= Patrick Demers =

Canadian film director

Patrick Demers is a film director from Montreal, born in 1969 in Saint-Eustache, Quebec.

== Biography ==
Following his graduation from film school at the age of 22, Demers traveled around the world alone over six months with a handheld camera for La Course destination monde (Radio-Canada Television) and started shooting.

After a few years working as a director in the television and advertising industries, his first short fiction film, Discharge (Décharge), won the award for Best Canadian Short Film at the Toronto International Film Festival. In 2003 he wrote and directed "Dans un spoutnik", an animated music video for Daniel Bélanger which won several awards in the ADISQ Gala and at the MuchMusic Video Awards that year. His next documentary, Regular or Super: Views on Mies van der Rohe, that he co-directed and edited, won Best Canadian Work at the Festival International du Film sur l'Art en 2004.

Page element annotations
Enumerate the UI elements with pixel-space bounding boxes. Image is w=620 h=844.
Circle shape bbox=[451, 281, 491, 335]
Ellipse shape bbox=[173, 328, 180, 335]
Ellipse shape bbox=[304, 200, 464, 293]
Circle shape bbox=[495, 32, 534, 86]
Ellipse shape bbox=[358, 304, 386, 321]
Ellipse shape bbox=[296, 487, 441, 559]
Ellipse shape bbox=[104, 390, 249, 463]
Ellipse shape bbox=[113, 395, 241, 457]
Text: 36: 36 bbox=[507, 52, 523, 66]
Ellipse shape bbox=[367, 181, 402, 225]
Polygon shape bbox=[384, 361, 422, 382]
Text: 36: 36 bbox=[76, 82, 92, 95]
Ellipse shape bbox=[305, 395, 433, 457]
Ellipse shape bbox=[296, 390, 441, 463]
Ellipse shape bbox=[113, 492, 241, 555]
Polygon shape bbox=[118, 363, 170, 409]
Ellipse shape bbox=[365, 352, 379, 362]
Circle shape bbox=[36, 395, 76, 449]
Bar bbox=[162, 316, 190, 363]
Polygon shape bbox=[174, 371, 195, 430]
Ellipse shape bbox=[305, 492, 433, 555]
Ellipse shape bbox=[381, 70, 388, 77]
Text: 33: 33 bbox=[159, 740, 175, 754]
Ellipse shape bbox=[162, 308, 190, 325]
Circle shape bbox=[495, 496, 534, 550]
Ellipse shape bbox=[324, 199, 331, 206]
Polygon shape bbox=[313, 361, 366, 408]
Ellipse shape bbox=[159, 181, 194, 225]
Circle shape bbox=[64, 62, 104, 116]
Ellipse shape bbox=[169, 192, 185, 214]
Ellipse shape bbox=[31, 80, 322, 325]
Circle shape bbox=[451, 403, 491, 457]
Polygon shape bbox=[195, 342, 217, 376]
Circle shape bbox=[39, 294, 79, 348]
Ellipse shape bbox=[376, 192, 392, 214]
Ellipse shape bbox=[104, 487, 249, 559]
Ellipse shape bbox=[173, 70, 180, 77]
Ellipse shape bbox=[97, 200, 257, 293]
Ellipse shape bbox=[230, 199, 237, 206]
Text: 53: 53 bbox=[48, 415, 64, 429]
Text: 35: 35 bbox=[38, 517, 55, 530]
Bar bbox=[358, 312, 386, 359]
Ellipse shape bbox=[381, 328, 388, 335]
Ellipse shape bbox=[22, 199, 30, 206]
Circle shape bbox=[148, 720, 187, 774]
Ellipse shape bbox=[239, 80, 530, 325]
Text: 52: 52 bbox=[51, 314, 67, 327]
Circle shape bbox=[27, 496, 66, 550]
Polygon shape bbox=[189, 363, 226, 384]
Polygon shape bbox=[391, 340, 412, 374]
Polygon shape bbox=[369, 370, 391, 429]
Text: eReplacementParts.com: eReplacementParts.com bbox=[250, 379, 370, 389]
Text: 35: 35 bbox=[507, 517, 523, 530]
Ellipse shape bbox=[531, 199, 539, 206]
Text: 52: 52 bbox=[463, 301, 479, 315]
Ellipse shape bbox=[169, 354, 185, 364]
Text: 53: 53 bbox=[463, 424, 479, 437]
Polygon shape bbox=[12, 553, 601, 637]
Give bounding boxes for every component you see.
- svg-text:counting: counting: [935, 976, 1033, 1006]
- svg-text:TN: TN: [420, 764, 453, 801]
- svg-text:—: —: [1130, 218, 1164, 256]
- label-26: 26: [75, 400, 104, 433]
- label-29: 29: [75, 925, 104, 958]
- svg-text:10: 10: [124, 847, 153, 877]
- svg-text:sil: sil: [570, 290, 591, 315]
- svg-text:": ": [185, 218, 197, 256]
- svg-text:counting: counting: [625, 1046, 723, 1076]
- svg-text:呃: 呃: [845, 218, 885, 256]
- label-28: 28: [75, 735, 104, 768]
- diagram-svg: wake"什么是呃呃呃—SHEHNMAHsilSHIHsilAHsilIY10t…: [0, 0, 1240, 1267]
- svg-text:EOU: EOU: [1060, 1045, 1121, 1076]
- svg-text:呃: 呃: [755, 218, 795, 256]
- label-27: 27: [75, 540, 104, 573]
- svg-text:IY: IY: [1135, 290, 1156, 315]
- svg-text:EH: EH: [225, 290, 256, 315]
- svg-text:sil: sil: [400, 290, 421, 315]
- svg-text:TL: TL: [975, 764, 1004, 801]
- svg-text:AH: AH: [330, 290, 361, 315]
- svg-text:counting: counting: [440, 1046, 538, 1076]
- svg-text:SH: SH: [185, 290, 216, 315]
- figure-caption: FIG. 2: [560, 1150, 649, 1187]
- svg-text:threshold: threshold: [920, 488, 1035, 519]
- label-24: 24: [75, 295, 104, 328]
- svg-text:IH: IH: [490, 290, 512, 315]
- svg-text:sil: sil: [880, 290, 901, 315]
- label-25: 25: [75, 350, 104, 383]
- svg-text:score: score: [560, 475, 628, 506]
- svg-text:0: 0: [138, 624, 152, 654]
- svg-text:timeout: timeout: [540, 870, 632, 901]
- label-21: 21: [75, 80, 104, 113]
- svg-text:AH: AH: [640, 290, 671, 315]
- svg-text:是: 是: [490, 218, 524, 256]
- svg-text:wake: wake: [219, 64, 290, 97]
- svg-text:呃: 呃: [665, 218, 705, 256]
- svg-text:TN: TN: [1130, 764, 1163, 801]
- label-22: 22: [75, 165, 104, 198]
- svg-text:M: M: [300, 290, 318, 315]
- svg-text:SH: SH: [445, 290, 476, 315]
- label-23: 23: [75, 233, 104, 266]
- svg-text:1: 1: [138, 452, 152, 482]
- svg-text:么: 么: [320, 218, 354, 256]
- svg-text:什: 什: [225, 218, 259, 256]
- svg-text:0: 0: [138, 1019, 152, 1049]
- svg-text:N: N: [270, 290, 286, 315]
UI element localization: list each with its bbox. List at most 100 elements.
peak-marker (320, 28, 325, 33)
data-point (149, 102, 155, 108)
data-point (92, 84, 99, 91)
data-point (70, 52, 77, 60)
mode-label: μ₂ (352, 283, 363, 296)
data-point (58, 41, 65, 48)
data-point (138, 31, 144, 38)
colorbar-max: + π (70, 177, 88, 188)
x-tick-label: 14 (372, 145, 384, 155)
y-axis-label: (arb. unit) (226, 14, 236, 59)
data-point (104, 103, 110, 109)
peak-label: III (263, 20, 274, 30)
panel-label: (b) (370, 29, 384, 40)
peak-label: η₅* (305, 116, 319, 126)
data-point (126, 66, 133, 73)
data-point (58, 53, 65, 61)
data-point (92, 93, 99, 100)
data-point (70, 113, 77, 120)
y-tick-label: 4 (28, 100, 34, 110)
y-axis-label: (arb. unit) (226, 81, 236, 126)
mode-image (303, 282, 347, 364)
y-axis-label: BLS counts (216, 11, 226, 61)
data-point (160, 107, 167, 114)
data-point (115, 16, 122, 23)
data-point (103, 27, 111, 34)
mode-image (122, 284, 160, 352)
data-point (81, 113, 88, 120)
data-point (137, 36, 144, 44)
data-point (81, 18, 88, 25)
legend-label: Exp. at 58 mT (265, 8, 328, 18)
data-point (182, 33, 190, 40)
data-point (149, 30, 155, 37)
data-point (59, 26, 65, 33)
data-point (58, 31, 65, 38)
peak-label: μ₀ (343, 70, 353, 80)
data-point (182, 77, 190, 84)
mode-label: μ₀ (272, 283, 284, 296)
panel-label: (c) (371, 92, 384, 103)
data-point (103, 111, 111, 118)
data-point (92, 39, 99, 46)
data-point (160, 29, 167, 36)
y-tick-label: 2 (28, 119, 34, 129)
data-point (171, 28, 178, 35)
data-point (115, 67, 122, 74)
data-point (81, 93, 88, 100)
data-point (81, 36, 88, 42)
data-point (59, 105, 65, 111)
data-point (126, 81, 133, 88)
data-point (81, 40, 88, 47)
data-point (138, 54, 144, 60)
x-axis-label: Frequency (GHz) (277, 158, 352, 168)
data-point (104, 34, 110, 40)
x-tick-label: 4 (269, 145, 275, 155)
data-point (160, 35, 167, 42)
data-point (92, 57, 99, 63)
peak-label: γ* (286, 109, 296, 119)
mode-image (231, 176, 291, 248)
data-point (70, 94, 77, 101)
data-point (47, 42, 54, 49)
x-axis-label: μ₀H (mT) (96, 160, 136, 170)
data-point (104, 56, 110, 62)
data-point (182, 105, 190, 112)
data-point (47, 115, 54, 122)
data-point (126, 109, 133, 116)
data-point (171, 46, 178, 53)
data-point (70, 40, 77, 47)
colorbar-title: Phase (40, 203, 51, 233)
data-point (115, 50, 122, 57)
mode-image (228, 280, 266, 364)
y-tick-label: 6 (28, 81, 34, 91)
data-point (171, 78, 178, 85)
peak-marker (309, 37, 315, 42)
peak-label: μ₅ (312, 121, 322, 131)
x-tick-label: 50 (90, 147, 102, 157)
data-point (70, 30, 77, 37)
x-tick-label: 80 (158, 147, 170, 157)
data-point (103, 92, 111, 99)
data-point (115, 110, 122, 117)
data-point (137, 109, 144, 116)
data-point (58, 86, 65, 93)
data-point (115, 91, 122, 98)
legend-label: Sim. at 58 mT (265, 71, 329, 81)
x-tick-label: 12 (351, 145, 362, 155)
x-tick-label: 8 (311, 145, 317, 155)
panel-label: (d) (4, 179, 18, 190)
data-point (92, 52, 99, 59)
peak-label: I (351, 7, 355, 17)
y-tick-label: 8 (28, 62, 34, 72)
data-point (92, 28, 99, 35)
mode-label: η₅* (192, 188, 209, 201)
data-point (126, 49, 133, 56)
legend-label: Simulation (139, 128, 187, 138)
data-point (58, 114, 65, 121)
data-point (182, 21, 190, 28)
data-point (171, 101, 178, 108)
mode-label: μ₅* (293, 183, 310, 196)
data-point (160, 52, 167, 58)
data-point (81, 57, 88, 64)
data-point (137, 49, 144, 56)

> **WHAT YOU NEED TO DO**:
A) Retype the Patrick Demers biography from "Canadian film director" to "and started shooting.".
B) According to the Patrick Demers biography, which award did Discharge (Décharge) win at the Toronto International Film Festival?

> **SOLUTIONS FOR EACH TASK**:
A)
Canadian film director

Patrick Demers is a film director from Montreal, born in 1969 in Saint-Eustache, Quebec.

== Biography ==
Following his graduation from film school at the age of 22, Demers traveled around the world alone over six months with a handheld camera for La Course destination monde (Radio-Canada Television) and started shooting.

B) Best Canadian Short Film